#### EXERCISE OBJECTIVE:
Where a line of the material contains the string "document", copy that line.

#### DATA IN THIS EXERCISE:

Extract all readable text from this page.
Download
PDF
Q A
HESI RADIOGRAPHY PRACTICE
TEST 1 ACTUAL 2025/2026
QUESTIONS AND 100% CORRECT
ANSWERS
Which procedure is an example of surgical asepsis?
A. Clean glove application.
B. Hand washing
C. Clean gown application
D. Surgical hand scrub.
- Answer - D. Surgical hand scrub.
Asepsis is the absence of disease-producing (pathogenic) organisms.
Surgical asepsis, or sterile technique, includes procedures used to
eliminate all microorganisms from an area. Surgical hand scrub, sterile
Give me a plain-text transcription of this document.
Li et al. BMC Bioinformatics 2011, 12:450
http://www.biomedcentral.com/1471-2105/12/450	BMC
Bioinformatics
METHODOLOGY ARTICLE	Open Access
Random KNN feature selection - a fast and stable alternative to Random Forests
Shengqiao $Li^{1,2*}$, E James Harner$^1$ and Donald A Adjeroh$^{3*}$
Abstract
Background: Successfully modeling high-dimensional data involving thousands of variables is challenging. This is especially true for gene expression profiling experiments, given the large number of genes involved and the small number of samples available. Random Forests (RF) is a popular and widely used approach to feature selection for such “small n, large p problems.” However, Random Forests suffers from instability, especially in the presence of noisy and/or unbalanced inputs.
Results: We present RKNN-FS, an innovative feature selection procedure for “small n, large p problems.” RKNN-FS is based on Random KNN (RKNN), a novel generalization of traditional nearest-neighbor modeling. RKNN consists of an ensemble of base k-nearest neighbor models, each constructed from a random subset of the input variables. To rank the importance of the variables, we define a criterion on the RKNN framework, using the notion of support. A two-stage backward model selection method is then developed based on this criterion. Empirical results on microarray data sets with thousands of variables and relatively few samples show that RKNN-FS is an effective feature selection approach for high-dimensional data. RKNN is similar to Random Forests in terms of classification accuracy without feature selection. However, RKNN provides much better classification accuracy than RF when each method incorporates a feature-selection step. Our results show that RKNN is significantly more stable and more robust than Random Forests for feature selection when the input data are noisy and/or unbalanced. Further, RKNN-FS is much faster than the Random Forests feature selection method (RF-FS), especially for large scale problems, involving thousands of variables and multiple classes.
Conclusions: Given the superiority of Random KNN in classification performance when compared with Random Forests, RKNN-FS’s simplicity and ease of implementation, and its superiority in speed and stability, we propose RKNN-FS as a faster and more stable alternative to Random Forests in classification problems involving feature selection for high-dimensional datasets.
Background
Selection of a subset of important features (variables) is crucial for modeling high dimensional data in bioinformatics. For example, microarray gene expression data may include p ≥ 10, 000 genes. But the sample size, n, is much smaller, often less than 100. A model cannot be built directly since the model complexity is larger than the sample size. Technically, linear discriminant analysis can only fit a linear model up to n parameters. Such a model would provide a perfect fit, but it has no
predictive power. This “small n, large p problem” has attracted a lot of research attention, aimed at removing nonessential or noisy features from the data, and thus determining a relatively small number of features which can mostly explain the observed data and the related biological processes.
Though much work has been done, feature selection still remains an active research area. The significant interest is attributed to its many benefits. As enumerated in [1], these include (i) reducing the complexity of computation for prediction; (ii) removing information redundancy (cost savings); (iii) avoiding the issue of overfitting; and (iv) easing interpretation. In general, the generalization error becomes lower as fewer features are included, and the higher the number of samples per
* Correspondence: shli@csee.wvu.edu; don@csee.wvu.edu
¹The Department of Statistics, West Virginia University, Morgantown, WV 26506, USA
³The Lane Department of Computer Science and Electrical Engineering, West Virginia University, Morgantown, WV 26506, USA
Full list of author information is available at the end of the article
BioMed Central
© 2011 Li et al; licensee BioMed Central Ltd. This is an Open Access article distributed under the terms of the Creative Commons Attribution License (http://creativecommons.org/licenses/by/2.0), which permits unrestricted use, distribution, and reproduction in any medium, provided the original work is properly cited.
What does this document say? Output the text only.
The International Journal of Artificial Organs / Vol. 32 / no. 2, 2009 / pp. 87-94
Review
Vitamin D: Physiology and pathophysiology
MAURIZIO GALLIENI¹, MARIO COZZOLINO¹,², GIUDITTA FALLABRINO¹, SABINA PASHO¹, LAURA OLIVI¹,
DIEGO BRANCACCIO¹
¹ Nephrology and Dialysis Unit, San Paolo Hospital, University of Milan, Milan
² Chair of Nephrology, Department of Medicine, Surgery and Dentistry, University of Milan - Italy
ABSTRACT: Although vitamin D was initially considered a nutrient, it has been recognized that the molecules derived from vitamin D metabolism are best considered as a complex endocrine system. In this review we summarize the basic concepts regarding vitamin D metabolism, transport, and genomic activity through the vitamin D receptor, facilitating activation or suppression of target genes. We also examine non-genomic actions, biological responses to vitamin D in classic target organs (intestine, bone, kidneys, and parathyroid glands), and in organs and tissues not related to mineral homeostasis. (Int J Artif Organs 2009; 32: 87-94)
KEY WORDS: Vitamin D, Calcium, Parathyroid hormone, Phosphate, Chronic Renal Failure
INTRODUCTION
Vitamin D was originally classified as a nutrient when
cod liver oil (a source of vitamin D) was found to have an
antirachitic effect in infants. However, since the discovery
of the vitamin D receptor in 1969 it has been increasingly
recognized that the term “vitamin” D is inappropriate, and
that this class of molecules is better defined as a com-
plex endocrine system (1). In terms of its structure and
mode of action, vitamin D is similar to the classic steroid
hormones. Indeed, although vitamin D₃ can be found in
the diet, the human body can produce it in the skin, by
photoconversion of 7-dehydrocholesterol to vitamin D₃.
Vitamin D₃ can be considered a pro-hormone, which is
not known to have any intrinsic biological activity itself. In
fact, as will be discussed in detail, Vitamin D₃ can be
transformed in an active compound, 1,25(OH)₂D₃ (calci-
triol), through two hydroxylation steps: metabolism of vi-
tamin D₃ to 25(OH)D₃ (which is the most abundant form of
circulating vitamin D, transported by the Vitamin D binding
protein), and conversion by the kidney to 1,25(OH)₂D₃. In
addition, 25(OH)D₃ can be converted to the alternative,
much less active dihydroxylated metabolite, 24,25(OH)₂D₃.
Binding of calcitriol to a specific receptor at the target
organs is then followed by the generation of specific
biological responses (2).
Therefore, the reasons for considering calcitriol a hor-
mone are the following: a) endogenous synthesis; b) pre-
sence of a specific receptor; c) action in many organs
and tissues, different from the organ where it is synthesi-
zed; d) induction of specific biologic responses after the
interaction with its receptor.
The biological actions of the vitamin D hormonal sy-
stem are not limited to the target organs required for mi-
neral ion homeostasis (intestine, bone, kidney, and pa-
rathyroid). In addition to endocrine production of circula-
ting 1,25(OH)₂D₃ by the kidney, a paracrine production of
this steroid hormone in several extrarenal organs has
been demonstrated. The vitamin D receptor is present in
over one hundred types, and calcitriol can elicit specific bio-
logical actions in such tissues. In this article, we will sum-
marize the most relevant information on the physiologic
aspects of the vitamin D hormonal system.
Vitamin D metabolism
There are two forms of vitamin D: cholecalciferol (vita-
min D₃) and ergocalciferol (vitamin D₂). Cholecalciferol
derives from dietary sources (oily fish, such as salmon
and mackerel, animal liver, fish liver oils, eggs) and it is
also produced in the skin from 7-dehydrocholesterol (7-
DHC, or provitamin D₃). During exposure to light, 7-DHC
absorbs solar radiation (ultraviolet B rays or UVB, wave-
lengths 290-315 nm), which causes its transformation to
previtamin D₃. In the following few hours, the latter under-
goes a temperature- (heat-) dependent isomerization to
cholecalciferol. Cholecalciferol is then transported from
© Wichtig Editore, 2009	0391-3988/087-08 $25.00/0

#### TASK RESPONSE:
Give me a plain-text transcription of this document.
What does this document say? Output the text only.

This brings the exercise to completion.